(TASK DETAILS) In full and without deviation, write out the entries that follow.
---------------
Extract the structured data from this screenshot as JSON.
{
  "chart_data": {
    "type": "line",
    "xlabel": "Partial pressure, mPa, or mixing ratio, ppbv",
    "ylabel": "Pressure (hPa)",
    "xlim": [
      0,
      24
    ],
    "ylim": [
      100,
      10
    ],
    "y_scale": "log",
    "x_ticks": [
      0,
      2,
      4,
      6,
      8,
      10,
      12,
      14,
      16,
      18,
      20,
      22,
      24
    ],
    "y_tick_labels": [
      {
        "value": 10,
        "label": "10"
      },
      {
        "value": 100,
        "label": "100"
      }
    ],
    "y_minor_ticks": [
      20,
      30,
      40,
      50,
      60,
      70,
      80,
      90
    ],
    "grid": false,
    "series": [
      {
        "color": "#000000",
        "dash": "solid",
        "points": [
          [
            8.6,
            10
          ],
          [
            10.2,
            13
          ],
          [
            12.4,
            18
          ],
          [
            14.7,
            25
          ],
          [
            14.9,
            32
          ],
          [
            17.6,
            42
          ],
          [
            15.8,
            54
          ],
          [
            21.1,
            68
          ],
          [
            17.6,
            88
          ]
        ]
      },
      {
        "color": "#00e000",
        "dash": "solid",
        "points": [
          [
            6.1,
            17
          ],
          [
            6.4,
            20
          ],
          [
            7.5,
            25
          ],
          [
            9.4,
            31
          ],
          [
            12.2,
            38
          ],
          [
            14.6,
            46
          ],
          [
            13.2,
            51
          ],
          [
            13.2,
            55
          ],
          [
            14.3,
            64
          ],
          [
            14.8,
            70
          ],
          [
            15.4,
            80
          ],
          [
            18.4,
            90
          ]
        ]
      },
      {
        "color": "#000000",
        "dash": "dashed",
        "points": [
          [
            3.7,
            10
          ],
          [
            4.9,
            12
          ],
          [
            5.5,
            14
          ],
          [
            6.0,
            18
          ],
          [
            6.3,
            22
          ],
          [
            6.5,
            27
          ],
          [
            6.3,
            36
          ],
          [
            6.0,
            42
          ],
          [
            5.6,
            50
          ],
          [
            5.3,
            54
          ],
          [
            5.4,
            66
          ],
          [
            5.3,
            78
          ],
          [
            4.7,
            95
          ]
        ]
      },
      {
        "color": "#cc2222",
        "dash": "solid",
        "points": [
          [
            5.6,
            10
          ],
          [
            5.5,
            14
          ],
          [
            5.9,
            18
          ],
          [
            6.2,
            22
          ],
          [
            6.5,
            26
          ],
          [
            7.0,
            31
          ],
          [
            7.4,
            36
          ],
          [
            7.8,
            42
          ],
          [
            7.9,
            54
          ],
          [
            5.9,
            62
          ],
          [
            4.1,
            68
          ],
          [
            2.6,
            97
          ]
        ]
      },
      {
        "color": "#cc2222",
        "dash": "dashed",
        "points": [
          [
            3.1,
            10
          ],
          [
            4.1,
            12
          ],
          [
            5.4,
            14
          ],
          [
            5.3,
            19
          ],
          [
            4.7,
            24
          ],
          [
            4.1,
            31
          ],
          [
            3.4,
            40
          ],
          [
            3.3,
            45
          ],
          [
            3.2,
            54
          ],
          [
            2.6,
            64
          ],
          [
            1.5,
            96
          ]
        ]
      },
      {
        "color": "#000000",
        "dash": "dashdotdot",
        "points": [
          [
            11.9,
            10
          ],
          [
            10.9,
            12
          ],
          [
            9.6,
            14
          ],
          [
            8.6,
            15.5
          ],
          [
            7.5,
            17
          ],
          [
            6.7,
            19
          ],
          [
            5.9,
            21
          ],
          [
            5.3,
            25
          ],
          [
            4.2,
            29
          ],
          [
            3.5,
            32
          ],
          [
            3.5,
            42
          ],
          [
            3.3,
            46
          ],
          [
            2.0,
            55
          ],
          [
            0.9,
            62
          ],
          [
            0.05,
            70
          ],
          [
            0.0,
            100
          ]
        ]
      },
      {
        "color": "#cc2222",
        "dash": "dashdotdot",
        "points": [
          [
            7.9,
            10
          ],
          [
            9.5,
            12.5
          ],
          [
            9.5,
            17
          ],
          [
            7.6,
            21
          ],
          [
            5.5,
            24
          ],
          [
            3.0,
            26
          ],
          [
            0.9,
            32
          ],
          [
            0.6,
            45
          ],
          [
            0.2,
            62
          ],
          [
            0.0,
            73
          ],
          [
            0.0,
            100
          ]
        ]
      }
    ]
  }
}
---------------
(TASK RESULT)
Extract the structured data from this screenshot as JSON.
{
  "chart_data": {
    "type": "line",
    "xlabel": "Partial pressure, mPa, or mixing ratio, ppbv",
    "ylabel": "Pressure (hPa)",
    "xlim": [
      0,
      24
    ],
    "ylim": [
      100,
      10
    ],
    "y_scale": "log",
    "x_ticks": [
      0,
      2,
      4,
      6,
      8,
      10,
      12,
      14,
      16,
      18,
      20,
      22,
      24
    ],
    "y_tick_labels": [
      {
        "value": 10,
        "label": "10"
      },
      {
        "value": 100,
        "label": "100"
      }
    ],
    "y_minor_ticks": [
      20,
      30,
      40,
      50,
      60,
      70,
      80,
      90
    ],
    "grid": false,
    "series": [
      {
        "color": "#000000",
        "dash": "solid",
        "points": [
          [
            8.6,
            10
          ],
          [
            10.2,
            13
          ],
          [
            12.4,
            18
          ],
          [
            14.7,
            25
          ],
          [
            14.9,
            32
          ],
          [
            17.6,
            42
          ],
          [
            15.8,
            54
          ],
          [
            21.1,
            68
          ],
          [
            17.6,
            88
          ]
        ]
      },
      {
        "color": "#00e000",
        "dash": "solid",
        "points": [
          [
            6.1,
            17
          ],
          [
            6.4,
            20
          ],
          [
            7.5,
            25
          ],
          [
            9.4,
            31
          ],
          [
            12.2,
            38
          ],
          [
            14.6,
            46
          ],
          [
            13.2,
            51
          ],
          [
            13.2,
            55
          ],
          [
            14.3,
            64
          ],
          [
            14.8,
            70
          ],
          [
            15.4,
            80
          ],
          [
            18.4,
            90
          ]
        ]
      },
      {
        "color": "#000000",
        "dash": "dashed",
        "points": [
          [
            3.7,
            10
          ],
          [
            4.9,
            12
          ],
          [
            5.5,
            14
          ],
          [
            6.0,
            18
          ],
          [
            6.3,
            22
          ],
          [
            6.5,
            27
          ],
          [
            6.3,
            36
          ],
          [
            6.0,
            42
          ],
          [
            5.6,
            50
          ],
          [
            5.3,
            54
          ],
          [
            5.4,
            66
          ],
          [
            5.3,
            78
          ],
          [
            4.7,
            95
          ]
        ]
      },
      {
        "color": "#cc2222",
        "dash": "solid",
        "points": [
          [
            5.6,
            10
          ],
          [
            5.5,
            14
          ],
          [
            5.9,
            18
          ],
          [
            6.2,
            22
          ],
          [
            6.5,
            26
          ],
          [
            7.0,
            31
          ],
          [
            7.4,
            36
          ],
          [
            7.8,
            42
          ],
          [
            7.9,
            54
          ],
          [
            5.9,
            62
          ],
          [
            4.1,
            68
          ],
          [
            2.6,
            97
          ]
        ]
      },
      {
        "color": "#cc2222",
        "dash": "dashed",
        "points": [
          [
            3.1,
            10
          ],
          [
            4.1,
            12
          ],
          [
            5.4,
            14
          ],
          [
            5.3,
            19
          ],
          [
            4.7,
            24
          ],
          [
            4.1,
            31
          ],
          [
            3.4,
            40
          ],
          [
            3.3,
            45
          ],
          [
            3.2,
            54
          ],
          [
            2.6,
            64
          ],
          [
            1.5,
            96
          ]
        ]
      },
      {
        "color": "#000000",
        "dash": "dashdotdot",
        "points": [
          [
            11.9,
            10
          ],
          [
            10.9,
            12
          ],
          [
            9.6,
            14
          ],
          [
            8.6,
            15.5
          ],
          [
            7.5,
            17
          ],
          [
            6.7,
            19
          ],
          [
            5.9,
            21
          ],
          [
            5.3,
            25
          ],
          [
            4.2,
            29
          ],
          [
            3.5,
            32
          ],
          [
            3.5,
            42
          ],
          [
            3.3,
            46
          ],
          [
            2.0,
            55
          ],
          [
            0.9,
            62
          ],
          [
            0.05,
            70
          ],
          [
            0.0,
            100
          ]
        ]
      },
      {
        "color": "#cc2222",
        "dash": "dashdotdot",
        "points": [
          [
            7.9,
            10
          ],
          [
            9.5,
            12.5
          ],
          [
            9.5,
            17
          ],
          [
            7.6,
            21
          ],
          [
            5.5,
            24
          ],
          [
            3.0,
            26
          ],
          [
            0.9,
            32
          ],
          [
            0.6,
            45
          ],
          [
            0.2,
            62
          ],
          [
            0.0,
            73
          ],
          [
            0.0,
            100
          ]
        ]
      }
    ]
  }
}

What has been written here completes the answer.